- _WHAT THE TASK ASKS_
Search the data for the string "JSON" and extract every line where it appears.

# # # #

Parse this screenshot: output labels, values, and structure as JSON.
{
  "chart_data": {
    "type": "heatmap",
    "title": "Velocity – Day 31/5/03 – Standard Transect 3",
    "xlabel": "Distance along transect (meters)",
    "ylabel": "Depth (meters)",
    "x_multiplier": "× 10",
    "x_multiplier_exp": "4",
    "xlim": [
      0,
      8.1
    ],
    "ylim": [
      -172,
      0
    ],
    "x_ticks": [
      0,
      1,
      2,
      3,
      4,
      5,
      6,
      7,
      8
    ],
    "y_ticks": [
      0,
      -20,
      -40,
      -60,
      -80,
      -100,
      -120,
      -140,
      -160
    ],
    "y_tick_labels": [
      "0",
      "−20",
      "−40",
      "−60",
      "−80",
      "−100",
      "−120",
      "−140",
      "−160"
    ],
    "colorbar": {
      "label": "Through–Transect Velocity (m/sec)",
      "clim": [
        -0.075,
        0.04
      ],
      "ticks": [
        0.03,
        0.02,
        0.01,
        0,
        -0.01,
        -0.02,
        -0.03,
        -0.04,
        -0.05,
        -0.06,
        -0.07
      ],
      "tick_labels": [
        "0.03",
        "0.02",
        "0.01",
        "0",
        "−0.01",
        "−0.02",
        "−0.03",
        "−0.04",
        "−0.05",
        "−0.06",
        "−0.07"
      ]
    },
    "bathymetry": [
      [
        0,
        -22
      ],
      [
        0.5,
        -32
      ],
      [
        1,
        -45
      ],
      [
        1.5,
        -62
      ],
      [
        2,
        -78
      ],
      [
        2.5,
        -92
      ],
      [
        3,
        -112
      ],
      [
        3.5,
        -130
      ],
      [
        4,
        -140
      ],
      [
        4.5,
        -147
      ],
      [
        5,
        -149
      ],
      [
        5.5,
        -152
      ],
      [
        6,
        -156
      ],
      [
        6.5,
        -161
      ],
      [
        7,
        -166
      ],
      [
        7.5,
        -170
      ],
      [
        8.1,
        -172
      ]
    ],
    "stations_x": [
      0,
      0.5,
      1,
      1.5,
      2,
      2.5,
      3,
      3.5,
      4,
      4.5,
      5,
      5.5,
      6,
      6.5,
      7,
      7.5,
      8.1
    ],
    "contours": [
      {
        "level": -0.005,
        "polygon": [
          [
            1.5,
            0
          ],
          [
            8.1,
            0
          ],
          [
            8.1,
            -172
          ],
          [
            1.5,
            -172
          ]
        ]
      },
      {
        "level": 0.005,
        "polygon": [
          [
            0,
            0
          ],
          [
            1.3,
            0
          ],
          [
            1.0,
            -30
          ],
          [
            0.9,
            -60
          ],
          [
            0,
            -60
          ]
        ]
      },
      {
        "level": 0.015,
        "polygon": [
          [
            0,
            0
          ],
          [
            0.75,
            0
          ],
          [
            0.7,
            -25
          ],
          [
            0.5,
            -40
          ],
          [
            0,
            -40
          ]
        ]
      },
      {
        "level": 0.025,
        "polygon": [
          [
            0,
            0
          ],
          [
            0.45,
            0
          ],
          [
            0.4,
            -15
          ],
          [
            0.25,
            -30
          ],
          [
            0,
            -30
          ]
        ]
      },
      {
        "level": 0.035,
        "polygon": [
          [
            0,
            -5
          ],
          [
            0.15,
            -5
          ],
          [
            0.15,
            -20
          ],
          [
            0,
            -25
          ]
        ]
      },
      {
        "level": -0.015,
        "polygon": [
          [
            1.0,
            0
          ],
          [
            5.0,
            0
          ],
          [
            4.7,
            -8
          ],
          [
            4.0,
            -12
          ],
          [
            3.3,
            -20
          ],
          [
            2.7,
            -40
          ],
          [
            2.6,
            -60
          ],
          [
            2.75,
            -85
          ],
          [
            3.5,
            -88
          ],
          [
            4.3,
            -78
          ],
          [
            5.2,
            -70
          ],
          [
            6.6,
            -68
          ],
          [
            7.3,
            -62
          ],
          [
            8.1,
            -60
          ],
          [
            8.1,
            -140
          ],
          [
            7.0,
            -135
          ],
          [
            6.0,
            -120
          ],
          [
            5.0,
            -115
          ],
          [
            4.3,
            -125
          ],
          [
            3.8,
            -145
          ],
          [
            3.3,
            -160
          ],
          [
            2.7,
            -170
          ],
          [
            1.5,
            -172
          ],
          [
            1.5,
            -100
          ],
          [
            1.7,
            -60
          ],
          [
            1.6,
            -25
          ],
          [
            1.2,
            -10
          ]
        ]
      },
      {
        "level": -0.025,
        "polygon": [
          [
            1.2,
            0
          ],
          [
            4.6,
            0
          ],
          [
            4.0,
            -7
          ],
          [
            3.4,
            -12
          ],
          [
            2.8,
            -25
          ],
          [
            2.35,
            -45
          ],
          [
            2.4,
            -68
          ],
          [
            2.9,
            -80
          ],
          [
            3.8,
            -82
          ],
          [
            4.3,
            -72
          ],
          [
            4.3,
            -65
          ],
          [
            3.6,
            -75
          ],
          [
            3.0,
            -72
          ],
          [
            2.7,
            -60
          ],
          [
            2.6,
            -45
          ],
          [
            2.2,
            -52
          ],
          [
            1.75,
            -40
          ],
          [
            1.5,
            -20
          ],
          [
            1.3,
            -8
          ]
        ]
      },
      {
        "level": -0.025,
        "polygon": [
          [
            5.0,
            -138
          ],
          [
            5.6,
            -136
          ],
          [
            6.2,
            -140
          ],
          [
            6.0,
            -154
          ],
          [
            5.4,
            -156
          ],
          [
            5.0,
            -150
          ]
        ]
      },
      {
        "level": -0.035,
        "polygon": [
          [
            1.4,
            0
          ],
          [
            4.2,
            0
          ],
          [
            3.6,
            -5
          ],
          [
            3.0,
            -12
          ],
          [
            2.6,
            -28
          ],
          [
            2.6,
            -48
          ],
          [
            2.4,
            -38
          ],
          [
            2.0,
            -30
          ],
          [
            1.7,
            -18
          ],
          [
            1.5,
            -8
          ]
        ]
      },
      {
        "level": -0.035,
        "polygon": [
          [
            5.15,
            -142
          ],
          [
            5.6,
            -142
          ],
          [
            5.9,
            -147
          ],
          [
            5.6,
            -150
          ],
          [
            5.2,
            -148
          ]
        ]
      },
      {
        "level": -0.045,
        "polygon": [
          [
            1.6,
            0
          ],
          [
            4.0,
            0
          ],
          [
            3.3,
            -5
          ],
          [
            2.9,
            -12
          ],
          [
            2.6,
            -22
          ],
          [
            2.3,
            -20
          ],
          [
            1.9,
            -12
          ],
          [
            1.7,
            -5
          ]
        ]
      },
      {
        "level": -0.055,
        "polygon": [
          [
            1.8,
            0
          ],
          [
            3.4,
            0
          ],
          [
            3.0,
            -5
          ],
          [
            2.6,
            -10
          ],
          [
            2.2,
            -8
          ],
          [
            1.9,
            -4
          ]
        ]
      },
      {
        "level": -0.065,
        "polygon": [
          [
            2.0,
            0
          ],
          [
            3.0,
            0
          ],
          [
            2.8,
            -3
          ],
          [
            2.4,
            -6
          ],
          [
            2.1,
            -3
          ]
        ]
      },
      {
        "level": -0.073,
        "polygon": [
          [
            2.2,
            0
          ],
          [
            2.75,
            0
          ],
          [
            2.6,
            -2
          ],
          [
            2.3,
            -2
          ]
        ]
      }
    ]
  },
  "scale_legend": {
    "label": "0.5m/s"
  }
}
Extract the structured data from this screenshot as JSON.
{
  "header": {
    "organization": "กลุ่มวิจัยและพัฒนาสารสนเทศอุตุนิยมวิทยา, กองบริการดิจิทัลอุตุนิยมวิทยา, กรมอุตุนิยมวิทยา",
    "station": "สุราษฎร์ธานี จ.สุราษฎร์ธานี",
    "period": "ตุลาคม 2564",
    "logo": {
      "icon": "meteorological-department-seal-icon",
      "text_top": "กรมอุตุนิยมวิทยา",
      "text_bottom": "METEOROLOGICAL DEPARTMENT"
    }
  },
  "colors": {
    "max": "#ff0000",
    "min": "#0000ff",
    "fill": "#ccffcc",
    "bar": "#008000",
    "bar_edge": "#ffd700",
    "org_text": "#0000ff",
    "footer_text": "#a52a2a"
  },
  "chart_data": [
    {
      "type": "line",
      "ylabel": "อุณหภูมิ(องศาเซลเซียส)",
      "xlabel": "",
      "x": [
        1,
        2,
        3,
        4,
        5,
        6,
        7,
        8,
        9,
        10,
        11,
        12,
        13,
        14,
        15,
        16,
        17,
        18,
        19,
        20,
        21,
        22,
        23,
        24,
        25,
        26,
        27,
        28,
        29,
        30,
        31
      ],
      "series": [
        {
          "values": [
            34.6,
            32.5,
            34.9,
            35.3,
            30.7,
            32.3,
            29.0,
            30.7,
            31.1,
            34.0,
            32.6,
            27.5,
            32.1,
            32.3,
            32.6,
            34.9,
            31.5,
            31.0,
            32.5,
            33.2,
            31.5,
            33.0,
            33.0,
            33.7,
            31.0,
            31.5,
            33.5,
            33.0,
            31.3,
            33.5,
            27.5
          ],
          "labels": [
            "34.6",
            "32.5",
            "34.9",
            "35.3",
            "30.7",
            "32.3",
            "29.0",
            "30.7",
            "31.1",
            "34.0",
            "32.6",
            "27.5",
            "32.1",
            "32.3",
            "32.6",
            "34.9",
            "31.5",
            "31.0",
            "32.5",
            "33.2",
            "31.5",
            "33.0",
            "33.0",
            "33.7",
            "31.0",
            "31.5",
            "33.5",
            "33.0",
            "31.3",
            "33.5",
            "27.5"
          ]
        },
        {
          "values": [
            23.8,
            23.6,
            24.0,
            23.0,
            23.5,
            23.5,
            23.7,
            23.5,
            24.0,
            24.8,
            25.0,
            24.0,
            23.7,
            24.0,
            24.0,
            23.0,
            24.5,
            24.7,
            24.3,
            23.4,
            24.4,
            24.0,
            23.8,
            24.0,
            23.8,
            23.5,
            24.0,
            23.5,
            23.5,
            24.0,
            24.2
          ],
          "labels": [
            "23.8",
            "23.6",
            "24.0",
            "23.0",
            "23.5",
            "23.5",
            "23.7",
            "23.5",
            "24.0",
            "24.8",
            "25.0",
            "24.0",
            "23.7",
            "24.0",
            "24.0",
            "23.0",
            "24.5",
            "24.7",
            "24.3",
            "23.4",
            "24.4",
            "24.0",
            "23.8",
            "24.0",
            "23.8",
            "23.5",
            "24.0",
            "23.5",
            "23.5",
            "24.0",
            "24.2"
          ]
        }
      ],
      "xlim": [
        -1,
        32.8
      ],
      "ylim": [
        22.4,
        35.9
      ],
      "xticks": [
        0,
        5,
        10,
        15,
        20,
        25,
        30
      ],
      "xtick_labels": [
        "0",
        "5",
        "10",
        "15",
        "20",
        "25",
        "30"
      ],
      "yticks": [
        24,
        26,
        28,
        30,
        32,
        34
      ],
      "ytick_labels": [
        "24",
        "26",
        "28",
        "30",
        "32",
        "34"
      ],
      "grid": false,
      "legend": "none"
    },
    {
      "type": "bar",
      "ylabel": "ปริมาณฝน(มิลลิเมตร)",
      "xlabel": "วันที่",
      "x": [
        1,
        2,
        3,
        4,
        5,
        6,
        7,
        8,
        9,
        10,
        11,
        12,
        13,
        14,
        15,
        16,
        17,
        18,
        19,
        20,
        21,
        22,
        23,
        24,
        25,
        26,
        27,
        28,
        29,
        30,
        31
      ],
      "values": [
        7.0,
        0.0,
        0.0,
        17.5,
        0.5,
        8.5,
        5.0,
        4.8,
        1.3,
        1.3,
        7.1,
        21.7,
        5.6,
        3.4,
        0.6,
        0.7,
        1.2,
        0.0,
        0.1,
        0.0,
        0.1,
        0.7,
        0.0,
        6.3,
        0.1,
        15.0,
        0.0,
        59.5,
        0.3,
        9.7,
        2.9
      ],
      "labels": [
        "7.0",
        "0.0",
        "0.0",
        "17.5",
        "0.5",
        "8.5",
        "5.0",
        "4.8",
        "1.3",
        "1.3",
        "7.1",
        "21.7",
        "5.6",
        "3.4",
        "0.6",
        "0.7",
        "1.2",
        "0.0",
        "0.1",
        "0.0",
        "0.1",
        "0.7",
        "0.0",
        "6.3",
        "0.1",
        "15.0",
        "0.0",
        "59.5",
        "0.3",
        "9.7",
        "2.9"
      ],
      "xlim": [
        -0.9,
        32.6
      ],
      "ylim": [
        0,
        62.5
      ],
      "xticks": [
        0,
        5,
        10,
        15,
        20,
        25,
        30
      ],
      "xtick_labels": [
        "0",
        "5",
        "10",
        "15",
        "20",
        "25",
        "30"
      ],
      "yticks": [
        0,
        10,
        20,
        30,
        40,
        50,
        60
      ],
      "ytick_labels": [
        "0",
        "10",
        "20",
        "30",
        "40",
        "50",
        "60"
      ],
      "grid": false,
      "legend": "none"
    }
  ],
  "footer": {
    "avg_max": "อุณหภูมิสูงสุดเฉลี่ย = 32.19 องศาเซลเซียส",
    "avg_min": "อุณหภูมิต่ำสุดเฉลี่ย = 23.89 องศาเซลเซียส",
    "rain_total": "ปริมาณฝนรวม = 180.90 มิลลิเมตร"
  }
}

# # # #

- _THE COMPLETED TASK_
Parse this screenshot: output labels, values, and structure as JSON.
Extract the structured data from this screenshot as JSON.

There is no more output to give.